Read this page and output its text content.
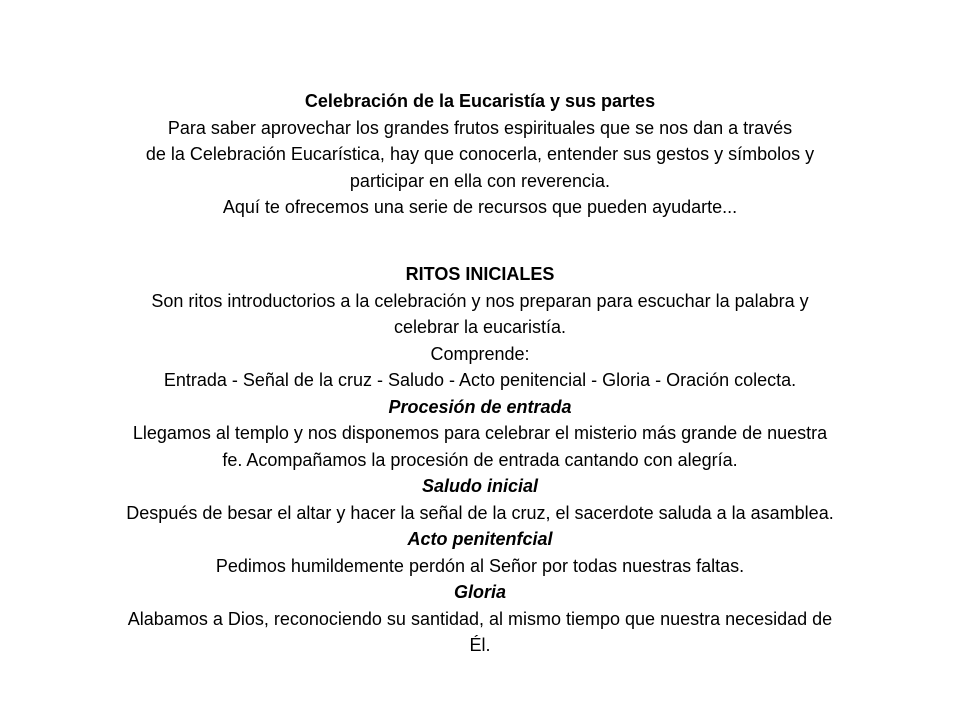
Celebración de la Eucaristía y sus partes

Para saber aprovechar los grandes frutos espirituales que se nos dan a través

de la Celebración Eucarística, hay que conocerla, entender sus gestos y símbolos y

participar en ella con reverencia.

Aquí te ofrecemos una serie de recursos que pueden ayudarte...

RITOS INICIALES

Son ritos introductorios a la celebración y nos preparan para escuchar la palabra y

celebrar la eucaristía.

Comprende:

Entrada - Señal de la cruz - Saludo - Acto penitencial - Gloria - Oración colecta.

Procesión de entrada

Llegamos al templo y nos disponemos para celebrar el misterio más grande de nuestra

fe. Acompañamos la procesión de entrada cantando con alegría.

Saludo inicial

Después de besar el altar y hacer la señal de la cruz, el sacerdote saluda a la asamblea.

Acto penitenfcial

Pedimos humildemente perdón al Señor por todas nuestras faltas.

Gloria

Alabamos a Dios, reconociendo su santidad, al mismo tiempo que nuestra necesidad de

Él.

• STATED GOAL:
Work out how many lines of the data hold the string "Acto". Reply with that number alone.

• ANSWER TO THIS PROBLEM:
2